[Figure record extracts]
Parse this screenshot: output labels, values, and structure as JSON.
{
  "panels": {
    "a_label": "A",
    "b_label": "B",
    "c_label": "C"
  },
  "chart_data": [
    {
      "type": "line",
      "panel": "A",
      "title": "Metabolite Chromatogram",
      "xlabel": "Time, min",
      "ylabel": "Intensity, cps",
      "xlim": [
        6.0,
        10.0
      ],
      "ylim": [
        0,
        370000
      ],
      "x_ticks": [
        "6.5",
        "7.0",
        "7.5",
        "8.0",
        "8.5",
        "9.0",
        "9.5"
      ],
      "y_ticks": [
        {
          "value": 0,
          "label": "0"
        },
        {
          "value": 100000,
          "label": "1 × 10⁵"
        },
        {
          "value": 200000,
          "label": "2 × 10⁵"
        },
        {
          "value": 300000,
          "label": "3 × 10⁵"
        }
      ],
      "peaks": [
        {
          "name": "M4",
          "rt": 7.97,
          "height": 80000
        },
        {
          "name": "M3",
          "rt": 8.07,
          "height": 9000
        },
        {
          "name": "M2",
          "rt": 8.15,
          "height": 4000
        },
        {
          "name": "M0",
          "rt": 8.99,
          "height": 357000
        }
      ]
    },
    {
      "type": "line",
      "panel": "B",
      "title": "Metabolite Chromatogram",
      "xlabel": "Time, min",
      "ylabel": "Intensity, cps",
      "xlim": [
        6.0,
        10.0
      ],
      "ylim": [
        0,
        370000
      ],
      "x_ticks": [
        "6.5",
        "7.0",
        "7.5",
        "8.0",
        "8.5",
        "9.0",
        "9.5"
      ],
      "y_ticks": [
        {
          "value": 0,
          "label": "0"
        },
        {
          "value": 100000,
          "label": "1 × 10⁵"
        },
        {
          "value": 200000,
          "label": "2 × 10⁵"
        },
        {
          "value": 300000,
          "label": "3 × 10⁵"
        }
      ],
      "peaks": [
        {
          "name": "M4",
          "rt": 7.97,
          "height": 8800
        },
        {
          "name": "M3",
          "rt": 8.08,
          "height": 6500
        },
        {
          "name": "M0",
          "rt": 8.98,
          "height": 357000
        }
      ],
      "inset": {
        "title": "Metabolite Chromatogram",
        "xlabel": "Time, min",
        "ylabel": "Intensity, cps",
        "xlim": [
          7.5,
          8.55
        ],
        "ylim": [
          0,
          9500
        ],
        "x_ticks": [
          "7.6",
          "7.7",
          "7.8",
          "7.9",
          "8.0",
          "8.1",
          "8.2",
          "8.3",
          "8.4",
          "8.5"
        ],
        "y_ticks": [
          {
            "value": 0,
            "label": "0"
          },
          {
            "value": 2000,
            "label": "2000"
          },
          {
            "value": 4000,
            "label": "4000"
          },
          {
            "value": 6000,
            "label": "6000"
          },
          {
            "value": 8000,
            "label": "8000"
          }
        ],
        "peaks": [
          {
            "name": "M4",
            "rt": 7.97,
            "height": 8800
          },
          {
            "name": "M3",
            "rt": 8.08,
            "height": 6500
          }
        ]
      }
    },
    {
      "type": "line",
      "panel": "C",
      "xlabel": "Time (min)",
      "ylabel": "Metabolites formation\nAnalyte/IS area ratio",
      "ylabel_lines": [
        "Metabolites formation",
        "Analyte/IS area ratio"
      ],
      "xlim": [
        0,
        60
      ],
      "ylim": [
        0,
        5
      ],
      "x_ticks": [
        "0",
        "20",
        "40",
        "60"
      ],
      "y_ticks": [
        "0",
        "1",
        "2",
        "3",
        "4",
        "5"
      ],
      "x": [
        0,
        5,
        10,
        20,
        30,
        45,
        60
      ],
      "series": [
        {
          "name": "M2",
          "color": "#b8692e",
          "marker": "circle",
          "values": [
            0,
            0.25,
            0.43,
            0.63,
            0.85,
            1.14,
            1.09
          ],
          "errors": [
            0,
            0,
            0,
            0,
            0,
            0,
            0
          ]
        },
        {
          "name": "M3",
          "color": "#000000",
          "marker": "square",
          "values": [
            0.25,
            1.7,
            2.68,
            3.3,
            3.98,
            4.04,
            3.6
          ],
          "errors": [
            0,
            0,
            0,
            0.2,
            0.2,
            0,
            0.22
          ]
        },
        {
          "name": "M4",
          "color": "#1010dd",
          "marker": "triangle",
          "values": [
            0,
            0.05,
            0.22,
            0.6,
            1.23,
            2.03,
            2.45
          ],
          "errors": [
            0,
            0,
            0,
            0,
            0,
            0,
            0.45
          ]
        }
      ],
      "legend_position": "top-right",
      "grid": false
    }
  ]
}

DIRECTIVE: Copy every line in the listing above where the string "xlabel" turns up.

REPLY:
      "xlabel": "Time, min",
      "xlabel": "Time, min",
        "xlabel": "Time, min",
      "xlabel": "Time (min)",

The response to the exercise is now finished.